--- START READING PASSAGE ---

Lenny Hanlon speaks up for harvesters
Posted on May 18, 2022 | By Ashley Fitzpatrick | 0 Comments
If you didn’t watch him too closely, you might not have seen Lenny Hanlon slowly pacing along the side of Quidi Vidi Harbour on Tuesday afternoon. It was still hours away from the arrival of the Prince of Wales and Duchess of Cornwall. They were due along as part of their stop in St. John’s for their Royal Tour to Canada, marking the Platinum Jubilee of Her Majesty Queen Elizabeth II.
Hanlon had been contacted by someone in the provincial government a while back, as he told Atlantic Business Magazine, or someone from the government certainly, who had asked him to be exactly where he was, when he was there. There was no conspiracy in it. We all know it is standard fare for this kind of event to have some of the locals scheduled to meet and interact with the guests. When this pair of royals made their first visit to Canada as a royal couple in 2009 for a far more extensive visit, for example, their stop in Cupids included a walkabout at the Cupids Cove Plantation Archaeological Site and a chance to speak with archaeologist William Gilbert, the town mayor and members of the local heritage corporation. Local site, local people, check.
In the official descriptions this time around, Hanlon’s role was clear. He was “local fisherman.”
And it makes sense that it was him. Anyone in Quidi Vidi over the last half century would know the name and, if they didn’t, they’d seen it over the last decade at least just by looking along the harbour where “LENNY HANLON,” painted in black on the side of a spindly-legged fishing stage, tells you what you want to know.
Hanlon’s stage has been as-is for many years. But as he walked about on the wharf opposite, migrating closer to where his boat was tied up with each passing hour, at least one discussion within the small crowd raised the question of why the provincial government hadn’t offered a lick of paint. Paint over the name on the workspace and make the whole of the harbour even more of a postcard vision for the visitors. The pictures would be seen all over the country, maybe around the world. And they’d fixed the rest after all. The litter was picked up, food trucks were brought in, musicians gave the event a festive flare while the rain had held off. Perfection. Just one more fix… But that’s not really how it works.
They could place Hanlon at the water’s edge, where his boat declared It’s All Good in blue-on-white paint (being the vessel’s name), but there was no ability in Canada to control what he said. He’s a real person in a real place. He’s one of the people who get to vote in the people ordering about the people making the arrangements.
Hanlon watched as the Royals rounded the harbour. There was a rug hooking demonstration in the Plantation building (now the Quidi Vidi Artisan Studios). The Royals and the huddle of people around them then stopped at the Quidi Vidi Sweet Spot and Camilla picked up an ice cream. Prince Charles chatted with some people at a picnic table and petted a big, black Newfoundland dog. They applauded musicians staged at the centre of the gathering at the end of their latest song. Hanlon was positioned at the end of their harbourside walkabout, between them and their final destination of the day, the Quidi Vidi Brewery.
He greeted the Royals with a shy smile, a handshake, warmth someone might conspiratorially accuse of being staged or practiced. But asked about his business, the 73-year-old’s face changed, and he spoke directly, frankly, as an expert.
The gist of the question was clear. The famed Newfoundland codfish, how goes it?
“He asked me, and I told him they are coming back. We’re at crab, we’re at lobster. Cod are eventually coming back,” Hanlon recounted immediately after.

--- END READING PASSAGE ---
--- START DATA ENTRIES ---

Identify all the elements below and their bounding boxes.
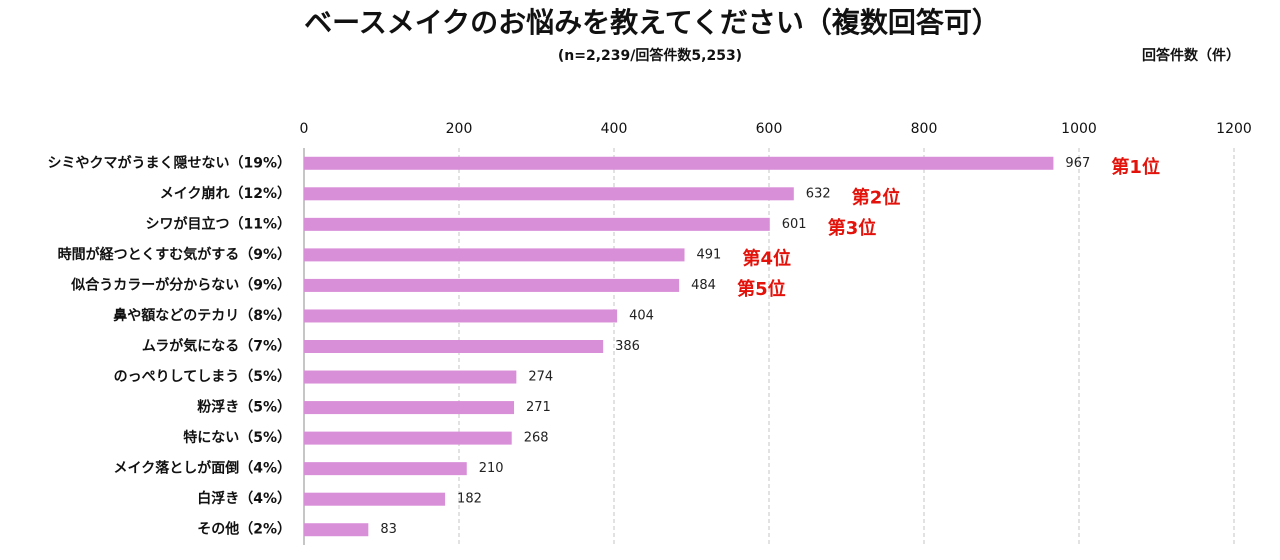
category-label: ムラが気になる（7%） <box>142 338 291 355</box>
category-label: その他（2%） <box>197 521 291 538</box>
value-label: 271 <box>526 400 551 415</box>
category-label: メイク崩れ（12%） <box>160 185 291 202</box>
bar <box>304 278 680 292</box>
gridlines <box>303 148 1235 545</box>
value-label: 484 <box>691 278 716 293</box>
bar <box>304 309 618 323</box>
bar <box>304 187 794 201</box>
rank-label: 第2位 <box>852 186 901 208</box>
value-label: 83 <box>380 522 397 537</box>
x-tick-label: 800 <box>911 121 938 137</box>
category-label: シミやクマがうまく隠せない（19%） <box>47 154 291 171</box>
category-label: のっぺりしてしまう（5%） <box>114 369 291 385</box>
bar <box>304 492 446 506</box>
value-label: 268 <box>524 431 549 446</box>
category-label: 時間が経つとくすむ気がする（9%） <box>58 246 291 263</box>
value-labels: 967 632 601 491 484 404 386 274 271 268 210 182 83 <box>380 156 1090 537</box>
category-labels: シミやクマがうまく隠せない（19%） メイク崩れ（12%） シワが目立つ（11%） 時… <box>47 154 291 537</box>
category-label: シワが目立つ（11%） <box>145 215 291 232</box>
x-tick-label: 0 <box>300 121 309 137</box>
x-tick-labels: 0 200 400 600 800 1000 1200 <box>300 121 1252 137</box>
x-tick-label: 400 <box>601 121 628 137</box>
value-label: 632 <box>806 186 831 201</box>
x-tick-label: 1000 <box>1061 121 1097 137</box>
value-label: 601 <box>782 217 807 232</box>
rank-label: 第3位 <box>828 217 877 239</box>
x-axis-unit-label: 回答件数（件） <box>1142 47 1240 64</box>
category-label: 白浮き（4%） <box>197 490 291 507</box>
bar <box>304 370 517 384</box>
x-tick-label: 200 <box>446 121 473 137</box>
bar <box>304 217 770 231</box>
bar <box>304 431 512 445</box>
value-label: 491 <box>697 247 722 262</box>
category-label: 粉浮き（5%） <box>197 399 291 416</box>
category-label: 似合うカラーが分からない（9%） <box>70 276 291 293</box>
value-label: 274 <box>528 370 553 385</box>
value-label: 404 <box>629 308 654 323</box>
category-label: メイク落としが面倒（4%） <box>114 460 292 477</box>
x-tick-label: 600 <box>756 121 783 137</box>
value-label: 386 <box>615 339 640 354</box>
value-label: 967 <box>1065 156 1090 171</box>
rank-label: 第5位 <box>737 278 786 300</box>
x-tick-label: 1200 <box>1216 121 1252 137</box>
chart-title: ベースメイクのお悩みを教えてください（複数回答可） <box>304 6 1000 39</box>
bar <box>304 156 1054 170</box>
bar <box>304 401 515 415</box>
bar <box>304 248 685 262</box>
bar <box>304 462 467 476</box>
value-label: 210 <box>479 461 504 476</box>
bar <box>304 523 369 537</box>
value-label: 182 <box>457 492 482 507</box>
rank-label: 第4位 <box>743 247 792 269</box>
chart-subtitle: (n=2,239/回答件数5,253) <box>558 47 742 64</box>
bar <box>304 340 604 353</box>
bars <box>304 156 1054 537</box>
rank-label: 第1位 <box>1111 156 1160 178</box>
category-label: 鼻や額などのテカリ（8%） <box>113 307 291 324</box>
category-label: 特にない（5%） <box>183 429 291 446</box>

--- END DATA ENTRIES ---

PROBLEMS.
1) Copy out the passage of the article about Lenny Hanlon from "He greeted the" up to and including "recounted immediately after.".
2) In the records, rewrite the lines from the line with "category-label: ムラが気になる（7%） <box>142" up to and including the line with "x-tick-label: 0 <box>300 121 309 137</box>", replacing "bar" with "bar-segment" and leaving everything else unchanged. Give only those lines.

RESULTS IN ORDER.
1)
He greeted the Royals with a shy smile, a handshake, warmth someone might conspiratorially accuse of being staged or practiced. But asked about his business, the 73-year-old’s face changed, and he spoke directly, frankly, as an expert.
The gist of the question was clear. The famed Newfoundland codfish, how goes it?
“He asked me, and I told him they are coming back. We’re at crab, we’re at lobster. Cod are eventually coming back,” Hanlon recounted immediately after.

2)
category-label: ムラが気になる（7%） <box>142 338 291 355</box>
category-label: その他（2%） <box>197 521 291 538</box>
value-label: 271 <box>526 400 551 415</box>
category-label: メイク崩れ（12%） <box>160 185 291 202</box>
bar-segment <box>304 278 680 292</box>
gridlines <box>303 148 1235 545</box>
value-label: 484 <box>691 278 716 293</box>
bar-segment <box>304 309 618 323</box>
bar-segment <box>304 187 794 201</box>
rank-label: 第2位 <box>852 186 901 208</box>
value-label: 83 <box>380 522 397 537</box>
x-tick-label: 800 <box>911 121 938 137</box>
category-label: シミやクマがうまく隠せない（19%） <box>47 154 291 171</box>
category-label: のっぺりしてしまう（5%） <box>114 369 291 385</box>
bar-segment <box>304 492 446 506</box>
value-label: 268 <box>524 431 549 446</box>
category-label: 時間が経つとくすむ気がする（9%） <box>58 246 291 263</box>
value-labels: 967 632 601 491 484 404 386 274 271 268 210 182 83 <box>380 156 1090 537</box>
category-labels: シミやクマがうまく隠せない（19%） メイク崩れ（12%） シワが目立つ（11%） 時… <box>47 154 291 537</box>
category-label: シワが目立つ（11%） <box>145 215 291 232</box>
x-tick-label: 0 <box>300 121 309 137</box>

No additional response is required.